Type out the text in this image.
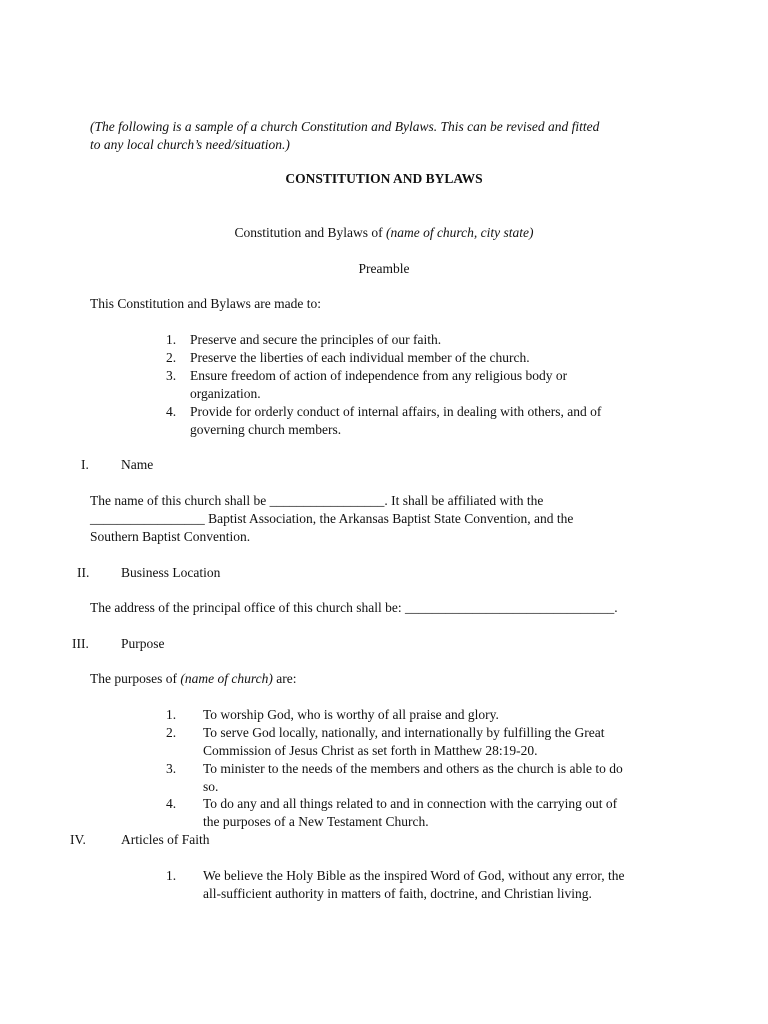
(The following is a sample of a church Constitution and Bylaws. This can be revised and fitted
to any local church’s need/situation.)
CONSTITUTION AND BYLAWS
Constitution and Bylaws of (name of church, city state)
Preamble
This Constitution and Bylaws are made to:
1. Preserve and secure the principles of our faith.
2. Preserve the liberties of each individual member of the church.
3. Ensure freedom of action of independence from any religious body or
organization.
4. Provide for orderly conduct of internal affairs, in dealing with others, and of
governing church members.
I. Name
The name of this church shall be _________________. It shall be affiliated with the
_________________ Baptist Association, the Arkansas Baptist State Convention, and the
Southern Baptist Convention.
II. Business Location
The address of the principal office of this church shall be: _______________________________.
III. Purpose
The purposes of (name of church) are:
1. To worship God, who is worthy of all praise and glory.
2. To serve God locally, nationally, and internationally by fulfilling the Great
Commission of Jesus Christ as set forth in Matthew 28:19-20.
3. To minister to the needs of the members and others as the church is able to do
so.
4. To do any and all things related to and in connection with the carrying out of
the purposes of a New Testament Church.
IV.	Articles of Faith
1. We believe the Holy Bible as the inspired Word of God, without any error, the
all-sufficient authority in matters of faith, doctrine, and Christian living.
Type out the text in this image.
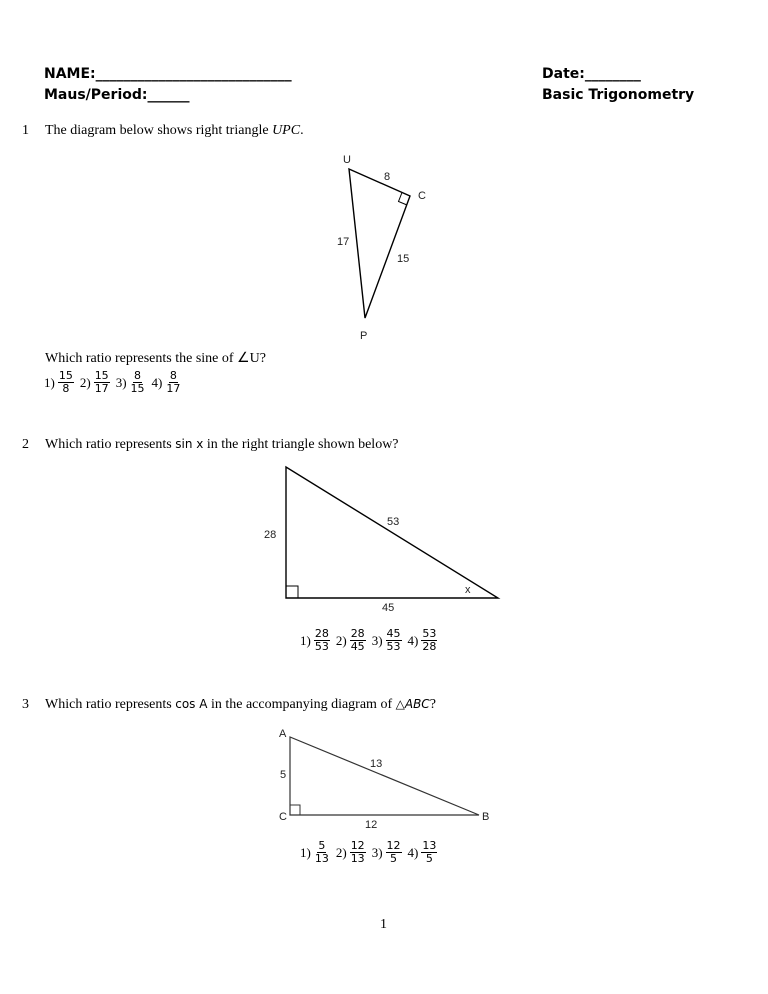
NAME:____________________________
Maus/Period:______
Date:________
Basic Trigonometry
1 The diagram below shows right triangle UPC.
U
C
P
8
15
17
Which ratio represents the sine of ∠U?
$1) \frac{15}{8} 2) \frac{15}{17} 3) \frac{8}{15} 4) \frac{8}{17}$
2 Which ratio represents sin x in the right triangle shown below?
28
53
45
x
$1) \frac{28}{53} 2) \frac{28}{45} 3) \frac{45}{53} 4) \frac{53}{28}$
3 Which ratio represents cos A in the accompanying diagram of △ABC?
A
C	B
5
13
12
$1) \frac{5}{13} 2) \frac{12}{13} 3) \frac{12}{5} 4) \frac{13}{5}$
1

**Aim:**
In the lines above, find each one with "others" and list it.

**Output:**
4. Provide for orderly conduct of internal affairs, in dealing with others, and of
3. To minister to the needs of the members and others as the church is able to do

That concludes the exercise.